Task directions:
Gather each line in the entries that includes the string "driven".

______________________________

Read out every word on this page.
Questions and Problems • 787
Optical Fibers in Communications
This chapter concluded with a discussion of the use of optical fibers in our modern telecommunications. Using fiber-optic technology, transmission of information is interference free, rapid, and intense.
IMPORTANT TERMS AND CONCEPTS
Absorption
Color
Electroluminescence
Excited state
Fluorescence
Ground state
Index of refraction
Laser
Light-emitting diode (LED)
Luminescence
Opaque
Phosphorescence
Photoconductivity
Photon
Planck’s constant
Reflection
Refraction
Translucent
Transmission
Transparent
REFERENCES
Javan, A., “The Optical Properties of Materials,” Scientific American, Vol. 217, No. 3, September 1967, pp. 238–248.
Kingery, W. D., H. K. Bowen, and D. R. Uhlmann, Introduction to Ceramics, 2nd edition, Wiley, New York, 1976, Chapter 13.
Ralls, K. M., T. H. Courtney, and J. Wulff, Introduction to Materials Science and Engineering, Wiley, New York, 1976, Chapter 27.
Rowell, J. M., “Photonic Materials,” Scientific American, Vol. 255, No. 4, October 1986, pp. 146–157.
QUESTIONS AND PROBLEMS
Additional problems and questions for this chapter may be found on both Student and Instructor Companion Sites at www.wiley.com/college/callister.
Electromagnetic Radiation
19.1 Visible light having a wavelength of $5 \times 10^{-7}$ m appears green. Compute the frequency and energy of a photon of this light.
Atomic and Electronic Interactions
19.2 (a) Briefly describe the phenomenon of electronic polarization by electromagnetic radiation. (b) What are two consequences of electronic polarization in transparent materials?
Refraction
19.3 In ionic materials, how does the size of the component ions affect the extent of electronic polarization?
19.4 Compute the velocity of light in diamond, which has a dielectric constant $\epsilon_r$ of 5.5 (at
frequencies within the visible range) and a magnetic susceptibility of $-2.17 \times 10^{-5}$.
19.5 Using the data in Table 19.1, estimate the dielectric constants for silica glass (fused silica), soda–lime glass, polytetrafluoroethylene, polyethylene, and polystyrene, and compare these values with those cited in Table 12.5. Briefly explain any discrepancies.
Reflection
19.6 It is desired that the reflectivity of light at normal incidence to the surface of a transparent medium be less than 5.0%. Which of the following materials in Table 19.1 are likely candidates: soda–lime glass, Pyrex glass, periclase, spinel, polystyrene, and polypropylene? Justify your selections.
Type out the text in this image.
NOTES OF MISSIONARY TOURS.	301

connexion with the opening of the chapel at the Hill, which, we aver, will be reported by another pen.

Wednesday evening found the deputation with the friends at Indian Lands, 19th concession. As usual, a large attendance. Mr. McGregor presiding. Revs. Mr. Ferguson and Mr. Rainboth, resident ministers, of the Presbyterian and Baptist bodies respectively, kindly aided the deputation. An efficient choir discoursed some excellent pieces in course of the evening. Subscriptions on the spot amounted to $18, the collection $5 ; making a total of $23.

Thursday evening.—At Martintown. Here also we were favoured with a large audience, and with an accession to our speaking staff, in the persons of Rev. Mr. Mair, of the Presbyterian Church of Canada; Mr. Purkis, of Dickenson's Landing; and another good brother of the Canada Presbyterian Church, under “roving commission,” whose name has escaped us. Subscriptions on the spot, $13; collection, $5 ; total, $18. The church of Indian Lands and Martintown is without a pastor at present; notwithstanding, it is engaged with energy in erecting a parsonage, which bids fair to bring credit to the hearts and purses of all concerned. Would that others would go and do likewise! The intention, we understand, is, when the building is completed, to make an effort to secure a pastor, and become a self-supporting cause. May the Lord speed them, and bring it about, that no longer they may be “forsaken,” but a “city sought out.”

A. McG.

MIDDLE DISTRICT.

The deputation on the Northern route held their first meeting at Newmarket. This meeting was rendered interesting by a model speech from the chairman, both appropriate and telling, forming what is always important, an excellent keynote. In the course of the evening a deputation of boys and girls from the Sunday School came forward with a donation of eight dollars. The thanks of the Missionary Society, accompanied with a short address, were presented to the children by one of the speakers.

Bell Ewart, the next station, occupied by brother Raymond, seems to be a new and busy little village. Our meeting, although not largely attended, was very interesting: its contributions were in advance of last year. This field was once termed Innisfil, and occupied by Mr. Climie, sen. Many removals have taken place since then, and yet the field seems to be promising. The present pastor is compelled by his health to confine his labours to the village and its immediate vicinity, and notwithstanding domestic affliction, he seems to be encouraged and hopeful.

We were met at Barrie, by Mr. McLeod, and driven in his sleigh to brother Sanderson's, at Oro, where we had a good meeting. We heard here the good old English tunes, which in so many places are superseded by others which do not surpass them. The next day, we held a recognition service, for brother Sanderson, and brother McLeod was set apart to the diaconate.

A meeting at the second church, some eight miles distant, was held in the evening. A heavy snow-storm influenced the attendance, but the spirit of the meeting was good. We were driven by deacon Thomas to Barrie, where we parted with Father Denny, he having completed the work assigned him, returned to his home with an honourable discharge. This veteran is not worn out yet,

______________________________

Task solution:
We were met at Barrie, by Mr. McLeod, and driven in his sleigh to brother Sanderson's, at Oro, where we had a good meeting. We heard here the good old English tunes, which in so many places are superseded by others which do not surpass them. The next day, we held a recognition service, for brother Sanderson, and brother McLeod was set apart to the diaconate.
A meeting at the second church, some eight miles distant, was held in the evening. A heavy snow-storm influenced the attendance, but the spirit of the meeting was good. We were driven by deacon Thomas to Barrie, where we parted with Father Denny, he having completed the work assigned him, returned to his home with an honourable discharge. This veteran is not worn out yet,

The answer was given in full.